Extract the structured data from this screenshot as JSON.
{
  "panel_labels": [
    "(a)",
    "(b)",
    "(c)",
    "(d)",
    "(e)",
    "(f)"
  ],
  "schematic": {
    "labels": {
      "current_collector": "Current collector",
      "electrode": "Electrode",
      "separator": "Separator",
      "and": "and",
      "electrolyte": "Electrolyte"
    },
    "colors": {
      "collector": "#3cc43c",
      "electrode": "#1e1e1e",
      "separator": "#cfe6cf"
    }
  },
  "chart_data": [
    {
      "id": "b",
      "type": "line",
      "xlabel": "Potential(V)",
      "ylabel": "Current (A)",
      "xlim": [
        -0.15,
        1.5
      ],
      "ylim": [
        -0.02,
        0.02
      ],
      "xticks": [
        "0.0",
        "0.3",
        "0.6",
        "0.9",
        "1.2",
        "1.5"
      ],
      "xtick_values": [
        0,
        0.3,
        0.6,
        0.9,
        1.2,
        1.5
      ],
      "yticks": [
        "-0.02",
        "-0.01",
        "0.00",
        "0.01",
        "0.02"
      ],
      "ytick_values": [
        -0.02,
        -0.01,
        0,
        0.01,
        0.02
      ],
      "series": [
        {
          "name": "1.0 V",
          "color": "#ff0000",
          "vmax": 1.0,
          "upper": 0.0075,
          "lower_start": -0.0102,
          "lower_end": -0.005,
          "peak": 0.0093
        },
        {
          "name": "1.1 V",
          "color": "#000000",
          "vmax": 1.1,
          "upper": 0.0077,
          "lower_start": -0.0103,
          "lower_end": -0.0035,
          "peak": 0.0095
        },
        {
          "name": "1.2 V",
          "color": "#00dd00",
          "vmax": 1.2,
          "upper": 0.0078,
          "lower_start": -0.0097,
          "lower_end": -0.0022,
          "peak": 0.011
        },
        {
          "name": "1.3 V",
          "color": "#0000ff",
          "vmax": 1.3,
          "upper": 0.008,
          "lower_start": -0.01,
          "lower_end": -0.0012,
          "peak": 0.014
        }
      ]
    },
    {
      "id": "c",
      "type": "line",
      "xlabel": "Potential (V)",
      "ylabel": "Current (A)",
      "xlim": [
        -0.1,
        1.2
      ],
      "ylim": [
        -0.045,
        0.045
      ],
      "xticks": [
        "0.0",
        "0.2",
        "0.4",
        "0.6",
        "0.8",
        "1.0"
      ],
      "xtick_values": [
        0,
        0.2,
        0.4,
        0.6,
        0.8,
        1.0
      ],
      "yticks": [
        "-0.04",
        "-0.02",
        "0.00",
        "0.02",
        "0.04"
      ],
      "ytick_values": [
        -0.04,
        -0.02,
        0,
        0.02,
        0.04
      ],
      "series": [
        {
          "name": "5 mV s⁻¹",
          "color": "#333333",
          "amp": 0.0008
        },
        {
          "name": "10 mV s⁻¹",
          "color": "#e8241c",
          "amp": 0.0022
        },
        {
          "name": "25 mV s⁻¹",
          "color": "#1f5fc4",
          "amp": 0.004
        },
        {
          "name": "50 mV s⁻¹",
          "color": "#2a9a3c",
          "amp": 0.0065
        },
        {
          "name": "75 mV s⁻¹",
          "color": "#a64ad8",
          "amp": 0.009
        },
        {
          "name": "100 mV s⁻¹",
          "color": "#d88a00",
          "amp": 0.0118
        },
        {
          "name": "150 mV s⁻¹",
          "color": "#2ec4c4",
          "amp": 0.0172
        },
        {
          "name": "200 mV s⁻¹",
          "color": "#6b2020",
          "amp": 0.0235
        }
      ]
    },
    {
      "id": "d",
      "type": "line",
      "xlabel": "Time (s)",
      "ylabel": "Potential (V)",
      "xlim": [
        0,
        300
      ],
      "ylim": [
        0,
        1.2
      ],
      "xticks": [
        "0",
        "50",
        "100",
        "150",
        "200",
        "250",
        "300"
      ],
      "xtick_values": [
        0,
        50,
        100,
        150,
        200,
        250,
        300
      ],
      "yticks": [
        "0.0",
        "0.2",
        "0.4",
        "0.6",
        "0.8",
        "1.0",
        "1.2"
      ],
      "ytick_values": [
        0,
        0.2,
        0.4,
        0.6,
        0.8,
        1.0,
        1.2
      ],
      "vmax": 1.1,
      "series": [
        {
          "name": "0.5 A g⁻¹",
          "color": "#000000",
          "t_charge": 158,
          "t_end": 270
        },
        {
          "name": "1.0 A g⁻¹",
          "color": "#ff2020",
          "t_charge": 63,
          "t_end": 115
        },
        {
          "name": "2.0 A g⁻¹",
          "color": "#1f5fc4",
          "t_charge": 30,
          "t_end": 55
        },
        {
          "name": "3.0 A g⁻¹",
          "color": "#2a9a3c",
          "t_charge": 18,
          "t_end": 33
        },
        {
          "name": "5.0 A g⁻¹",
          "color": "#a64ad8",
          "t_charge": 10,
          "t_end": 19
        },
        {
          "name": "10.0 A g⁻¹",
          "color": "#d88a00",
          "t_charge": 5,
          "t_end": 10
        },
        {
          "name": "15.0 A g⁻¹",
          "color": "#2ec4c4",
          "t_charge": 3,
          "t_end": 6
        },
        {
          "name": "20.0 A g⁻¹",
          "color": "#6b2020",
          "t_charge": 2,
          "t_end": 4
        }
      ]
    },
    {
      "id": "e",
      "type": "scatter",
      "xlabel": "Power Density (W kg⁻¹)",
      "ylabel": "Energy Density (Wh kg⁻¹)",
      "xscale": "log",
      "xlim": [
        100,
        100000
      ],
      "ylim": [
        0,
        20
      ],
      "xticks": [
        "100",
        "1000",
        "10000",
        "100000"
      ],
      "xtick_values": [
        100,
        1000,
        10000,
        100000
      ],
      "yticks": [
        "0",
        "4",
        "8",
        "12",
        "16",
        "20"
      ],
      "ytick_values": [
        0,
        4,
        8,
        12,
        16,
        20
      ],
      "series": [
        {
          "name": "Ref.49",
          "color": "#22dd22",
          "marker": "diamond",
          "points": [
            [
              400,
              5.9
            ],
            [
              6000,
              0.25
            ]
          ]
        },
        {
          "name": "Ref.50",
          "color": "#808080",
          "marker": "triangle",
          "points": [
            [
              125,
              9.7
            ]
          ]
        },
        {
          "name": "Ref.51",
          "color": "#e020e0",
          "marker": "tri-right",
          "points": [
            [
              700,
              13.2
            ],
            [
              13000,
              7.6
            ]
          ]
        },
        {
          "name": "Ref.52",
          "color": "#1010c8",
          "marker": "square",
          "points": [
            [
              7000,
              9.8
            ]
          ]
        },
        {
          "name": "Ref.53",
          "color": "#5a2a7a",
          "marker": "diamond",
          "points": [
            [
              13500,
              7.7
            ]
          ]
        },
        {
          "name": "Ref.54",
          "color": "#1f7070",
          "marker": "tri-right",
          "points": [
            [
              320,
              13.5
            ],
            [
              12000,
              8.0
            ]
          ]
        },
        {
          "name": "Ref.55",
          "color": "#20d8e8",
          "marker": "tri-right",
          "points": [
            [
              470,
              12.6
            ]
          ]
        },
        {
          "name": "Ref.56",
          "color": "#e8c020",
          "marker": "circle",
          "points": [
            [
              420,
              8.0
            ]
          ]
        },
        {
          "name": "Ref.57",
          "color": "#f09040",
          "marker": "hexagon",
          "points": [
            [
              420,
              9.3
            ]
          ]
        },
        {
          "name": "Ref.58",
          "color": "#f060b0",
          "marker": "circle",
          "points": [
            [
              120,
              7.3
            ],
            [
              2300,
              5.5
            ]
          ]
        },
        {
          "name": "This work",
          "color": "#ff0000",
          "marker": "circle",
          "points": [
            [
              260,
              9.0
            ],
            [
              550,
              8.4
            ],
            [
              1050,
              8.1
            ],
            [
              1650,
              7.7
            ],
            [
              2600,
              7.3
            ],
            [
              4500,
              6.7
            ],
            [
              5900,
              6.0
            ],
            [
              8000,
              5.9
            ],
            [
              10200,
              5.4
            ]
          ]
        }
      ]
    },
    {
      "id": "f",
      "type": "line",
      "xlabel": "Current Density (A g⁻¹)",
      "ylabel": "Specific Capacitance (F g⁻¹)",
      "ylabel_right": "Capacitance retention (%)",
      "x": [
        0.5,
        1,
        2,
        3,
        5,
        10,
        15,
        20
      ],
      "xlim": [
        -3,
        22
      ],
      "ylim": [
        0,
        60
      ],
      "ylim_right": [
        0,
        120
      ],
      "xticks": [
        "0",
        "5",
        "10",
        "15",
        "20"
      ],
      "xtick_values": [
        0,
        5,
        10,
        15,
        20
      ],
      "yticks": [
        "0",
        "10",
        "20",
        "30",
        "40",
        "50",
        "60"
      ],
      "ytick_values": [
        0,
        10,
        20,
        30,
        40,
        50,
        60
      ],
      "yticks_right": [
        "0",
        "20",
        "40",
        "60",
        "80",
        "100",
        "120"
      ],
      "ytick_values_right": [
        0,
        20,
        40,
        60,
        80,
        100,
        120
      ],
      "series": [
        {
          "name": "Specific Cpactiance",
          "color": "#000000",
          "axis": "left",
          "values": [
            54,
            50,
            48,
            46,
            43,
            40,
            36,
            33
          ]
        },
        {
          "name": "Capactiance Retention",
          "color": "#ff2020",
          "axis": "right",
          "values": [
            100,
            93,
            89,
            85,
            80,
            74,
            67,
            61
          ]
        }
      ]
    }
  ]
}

****************

▶ [WHAT TO DO] Find each line that has the word "vmax", then copy it out.

▶ [FULL RESPONSE]
          "vmax": 1.0,
          "vmax": 1.1,
          "vmax": 1.2,
          "vmax": 1.3,
      "vmax": 1.1,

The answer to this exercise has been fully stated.